Below are some records. Copy every line in them that holds "JSON".

________

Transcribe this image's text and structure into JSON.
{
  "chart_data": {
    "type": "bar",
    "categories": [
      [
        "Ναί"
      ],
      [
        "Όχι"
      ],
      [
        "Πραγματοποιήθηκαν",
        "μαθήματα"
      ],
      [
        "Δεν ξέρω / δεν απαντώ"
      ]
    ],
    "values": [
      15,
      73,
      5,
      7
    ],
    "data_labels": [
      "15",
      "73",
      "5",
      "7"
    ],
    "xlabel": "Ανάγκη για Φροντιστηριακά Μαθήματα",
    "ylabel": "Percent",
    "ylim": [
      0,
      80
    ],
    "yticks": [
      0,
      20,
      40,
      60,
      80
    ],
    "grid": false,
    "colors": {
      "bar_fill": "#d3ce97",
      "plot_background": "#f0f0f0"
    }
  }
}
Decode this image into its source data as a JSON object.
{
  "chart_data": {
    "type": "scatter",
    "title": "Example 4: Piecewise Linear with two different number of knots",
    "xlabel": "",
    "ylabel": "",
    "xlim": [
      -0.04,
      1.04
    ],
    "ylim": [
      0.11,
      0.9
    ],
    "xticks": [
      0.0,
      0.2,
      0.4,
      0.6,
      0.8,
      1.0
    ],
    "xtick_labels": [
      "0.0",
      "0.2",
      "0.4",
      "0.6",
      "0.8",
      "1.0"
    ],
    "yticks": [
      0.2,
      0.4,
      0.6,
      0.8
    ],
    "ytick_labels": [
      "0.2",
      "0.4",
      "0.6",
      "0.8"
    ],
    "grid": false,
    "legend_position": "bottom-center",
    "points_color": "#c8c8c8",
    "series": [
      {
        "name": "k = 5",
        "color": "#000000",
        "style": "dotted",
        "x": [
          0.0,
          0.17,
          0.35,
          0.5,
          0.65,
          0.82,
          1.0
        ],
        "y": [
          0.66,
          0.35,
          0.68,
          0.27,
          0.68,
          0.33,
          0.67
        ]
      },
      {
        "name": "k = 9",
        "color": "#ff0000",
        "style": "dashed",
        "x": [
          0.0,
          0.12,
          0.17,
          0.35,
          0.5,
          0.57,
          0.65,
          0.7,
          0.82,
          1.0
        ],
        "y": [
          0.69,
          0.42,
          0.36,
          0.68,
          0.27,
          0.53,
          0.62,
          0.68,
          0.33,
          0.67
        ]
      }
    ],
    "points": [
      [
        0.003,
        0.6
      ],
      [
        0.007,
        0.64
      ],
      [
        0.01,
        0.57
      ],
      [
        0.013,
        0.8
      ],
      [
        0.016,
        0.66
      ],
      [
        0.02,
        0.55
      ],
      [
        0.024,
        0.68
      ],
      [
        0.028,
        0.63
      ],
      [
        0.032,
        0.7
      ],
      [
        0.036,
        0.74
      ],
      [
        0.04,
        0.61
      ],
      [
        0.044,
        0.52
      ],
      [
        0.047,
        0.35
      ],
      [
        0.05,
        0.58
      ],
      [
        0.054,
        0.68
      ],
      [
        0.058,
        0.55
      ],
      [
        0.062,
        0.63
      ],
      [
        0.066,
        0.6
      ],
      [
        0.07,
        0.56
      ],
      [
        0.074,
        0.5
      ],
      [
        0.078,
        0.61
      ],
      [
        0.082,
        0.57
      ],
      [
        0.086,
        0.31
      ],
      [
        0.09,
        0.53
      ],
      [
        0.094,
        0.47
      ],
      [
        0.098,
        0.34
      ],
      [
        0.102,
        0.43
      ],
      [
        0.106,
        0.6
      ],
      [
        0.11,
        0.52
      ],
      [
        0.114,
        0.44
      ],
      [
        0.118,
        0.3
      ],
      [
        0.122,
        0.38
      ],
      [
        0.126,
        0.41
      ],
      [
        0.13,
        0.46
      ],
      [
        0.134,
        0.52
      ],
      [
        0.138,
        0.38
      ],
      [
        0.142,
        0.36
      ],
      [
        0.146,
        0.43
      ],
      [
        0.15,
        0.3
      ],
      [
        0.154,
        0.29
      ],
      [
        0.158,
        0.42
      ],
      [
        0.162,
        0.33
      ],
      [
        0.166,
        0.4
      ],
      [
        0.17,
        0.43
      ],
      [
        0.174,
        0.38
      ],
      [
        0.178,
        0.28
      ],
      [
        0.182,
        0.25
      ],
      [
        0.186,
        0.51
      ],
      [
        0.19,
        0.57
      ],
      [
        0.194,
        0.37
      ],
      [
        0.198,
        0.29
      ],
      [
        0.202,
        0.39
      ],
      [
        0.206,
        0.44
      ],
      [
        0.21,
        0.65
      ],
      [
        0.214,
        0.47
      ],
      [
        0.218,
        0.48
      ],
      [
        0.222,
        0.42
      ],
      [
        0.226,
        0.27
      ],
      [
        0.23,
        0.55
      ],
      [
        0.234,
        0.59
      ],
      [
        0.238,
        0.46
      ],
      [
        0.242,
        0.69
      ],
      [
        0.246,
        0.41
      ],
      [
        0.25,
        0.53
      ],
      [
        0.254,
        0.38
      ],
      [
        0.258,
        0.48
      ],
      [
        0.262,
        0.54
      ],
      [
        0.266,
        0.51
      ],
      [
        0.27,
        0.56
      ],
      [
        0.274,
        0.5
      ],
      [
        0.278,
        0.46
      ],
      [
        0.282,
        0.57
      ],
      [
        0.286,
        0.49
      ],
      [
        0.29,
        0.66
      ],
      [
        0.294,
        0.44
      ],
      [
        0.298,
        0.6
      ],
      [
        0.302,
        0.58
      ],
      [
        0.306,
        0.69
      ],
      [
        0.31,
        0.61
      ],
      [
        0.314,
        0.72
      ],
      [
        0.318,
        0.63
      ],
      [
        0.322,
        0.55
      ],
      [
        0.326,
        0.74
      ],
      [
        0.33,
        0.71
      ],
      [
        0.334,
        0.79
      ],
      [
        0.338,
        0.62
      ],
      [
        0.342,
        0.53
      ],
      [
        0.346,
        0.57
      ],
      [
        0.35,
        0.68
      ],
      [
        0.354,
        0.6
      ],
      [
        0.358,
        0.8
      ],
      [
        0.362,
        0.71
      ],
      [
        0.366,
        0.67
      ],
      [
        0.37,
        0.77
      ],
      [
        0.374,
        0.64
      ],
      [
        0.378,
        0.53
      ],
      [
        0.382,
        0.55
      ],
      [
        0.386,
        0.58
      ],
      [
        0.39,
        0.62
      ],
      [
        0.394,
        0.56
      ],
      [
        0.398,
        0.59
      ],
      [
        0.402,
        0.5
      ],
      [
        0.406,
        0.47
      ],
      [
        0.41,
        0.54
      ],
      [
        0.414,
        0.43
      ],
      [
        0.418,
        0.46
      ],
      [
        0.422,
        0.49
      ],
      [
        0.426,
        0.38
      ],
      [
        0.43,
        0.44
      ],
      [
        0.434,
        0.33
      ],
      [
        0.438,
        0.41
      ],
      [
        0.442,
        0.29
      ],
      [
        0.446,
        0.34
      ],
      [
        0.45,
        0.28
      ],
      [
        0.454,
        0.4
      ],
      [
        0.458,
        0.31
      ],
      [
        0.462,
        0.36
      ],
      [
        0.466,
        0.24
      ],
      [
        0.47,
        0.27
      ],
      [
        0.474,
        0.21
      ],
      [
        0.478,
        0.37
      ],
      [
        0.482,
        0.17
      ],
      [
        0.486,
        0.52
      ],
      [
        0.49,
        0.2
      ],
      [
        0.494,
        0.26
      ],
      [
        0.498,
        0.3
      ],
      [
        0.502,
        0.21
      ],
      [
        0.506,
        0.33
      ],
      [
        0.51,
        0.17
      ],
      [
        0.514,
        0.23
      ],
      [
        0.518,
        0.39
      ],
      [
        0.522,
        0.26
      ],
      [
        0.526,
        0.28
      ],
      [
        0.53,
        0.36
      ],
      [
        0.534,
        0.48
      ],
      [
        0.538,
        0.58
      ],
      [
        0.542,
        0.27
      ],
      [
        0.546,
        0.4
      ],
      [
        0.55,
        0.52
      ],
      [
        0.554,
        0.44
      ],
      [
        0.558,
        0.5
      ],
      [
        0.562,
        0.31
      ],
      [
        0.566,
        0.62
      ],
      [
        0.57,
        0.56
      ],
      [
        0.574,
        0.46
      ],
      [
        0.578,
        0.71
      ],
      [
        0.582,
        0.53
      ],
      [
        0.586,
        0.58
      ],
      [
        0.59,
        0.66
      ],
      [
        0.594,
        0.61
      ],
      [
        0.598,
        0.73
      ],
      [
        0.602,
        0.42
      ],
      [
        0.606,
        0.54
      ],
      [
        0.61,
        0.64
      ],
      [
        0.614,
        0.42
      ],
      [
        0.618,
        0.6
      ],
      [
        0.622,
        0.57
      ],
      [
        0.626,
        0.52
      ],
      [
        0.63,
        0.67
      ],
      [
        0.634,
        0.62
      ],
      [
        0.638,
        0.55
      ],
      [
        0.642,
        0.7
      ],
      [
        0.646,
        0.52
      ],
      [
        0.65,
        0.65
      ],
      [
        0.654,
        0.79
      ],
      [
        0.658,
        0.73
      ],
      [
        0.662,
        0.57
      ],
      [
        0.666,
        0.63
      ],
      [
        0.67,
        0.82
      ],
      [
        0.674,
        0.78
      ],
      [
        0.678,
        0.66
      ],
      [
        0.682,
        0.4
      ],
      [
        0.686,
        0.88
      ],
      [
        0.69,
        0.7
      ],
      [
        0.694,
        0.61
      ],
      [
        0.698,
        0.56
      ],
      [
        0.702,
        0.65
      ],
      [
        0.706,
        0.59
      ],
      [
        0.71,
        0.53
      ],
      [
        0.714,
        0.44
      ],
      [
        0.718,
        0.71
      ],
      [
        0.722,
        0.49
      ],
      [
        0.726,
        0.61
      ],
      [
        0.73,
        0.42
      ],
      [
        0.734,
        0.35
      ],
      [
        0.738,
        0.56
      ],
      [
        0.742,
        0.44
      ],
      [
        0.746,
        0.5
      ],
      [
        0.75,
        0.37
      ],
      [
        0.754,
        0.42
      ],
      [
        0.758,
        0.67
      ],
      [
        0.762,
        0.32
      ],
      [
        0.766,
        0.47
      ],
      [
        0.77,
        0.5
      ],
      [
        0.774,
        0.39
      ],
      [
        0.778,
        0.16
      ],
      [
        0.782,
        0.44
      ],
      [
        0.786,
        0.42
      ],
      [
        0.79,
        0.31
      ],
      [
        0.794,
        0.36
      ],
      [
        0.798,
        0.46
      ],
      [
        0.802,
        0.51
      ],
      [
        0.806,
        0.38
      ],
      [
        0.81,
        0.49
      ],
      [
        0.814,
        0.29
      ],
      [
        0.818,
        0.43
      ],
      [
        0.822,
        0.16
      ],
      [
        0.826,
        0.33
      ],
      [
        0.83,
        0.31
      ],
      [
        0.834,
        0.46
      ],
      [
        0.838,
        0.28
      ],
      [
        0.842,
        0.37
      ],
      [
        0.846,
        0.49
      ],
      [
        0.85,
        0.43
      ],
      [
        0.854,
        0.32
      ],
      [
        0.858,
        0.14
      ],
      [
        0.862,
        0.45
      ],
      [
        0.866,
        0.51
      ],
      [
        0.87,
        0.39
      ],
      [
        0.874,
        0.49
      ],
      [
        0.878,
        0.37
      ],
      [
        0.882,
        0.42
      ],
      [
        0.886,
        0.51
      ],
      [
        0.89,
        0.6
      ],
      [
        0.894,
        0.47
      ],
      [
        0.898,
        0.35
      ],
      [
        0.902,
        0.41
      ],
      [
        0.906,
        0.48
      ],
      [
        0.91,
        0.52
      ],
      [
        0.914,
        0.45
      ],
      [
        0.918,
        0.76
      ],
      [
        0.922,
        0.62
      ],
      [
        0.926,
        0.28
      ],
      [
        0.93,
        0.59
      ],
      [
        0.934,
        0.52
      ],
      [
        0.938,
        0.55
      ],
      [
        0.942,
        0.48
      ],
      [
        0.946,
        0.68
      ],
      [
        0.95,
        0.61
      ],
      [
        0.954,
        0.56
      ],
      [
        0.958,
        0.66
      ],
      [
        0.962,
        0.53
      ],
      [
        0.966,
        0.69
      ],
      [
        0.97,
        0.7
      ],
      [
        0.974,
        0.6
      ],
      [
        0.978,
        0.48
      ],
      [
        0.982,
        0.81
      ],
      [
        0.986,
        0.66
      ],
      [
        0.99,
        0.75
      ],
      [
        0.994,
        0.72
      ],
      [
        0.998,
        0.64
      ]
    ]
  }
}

________

== RESULT ==
Transcribe this image's text and structure into JSON.
Decode this image into its source data as a JSON object.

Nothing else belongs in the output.